• [CHALLENGE] Write out all the data again, exactly as it stands.

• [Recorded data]
--------

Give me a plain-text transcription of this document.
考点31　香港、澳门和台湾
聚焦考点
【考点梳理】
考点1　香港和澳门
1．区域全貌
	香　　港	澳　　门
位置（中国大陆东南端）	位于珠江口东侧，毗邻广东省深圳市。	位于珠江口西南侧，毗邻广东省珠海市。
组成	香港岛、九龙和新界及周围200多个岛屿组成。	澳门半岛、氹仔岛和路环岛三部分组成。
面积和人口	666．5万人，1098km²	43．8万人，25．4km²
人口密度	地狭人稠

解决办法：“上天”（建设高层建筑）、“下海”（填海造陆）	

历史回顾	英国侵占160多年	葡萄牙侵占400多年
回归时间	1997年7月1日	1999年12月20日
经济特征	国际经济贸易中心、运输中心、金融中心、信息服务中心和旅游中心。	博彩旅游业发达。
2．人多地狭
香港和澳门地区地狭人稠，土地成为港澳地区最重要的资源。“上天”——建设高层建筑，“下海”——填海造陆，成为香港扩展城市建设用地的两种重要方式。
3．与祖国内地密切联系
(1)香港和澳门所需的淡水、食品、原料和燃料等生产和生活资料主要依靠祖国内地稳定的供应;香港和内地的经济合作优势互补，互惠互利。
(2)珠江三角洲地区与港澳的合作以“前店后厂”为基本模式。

--------

• [OUTPUT OF THE TASK]
Give me a plain-text transcription of this document.
考点31　香港、澳门和台湾
聚焦考点
【考点梳理】
考点1　香港和澳门
1．区域全貌
	香　　港	澳　　门
位置（中国大陆东南端）	位于珠江口东侧，毗邻广东省深圳市。	位于珠江口西南侧，毗邻广东省珠海市。
组成	香港岛、九龙和新界及周围200多个岛屿组成。	澳门半岛、氹仔岛和路环岛三部分组成。
面积和人口	666．5万人，1098km²	43．8万人，25．4km²
人口密度	地狭人稠

解决办法：“上天”（建设高层建筑）、“下海”（填海造陆）	

历史回顾	英国侵占160多年	葡萄牙侵占400多年
回归时间	1997年7月1日	1999年12月20日
经济特征	国际经济贸易中心、运输中心、金融中心、信息服务中心和旅游中心。	博彩旅游业发达。
2．人多地狭
香港和澳门地区地狭人稠，土地成为港澳地区最重要的资源。“上天”——建设高层建筑，“下海”——填海造陆，成为香港扩展城市建设用地的两种重要方式。
3．与祖国内地密切联系
(1)香港和澳门所需的淡水、食品、原料和燃料等生产和生活资料主要依靠祖国内地稳定的供应;香港和内地的经济合作优势互补，互惠互利。
(2)珠江三角洲地区与港澳的合作以“前店后厂”为基本模式。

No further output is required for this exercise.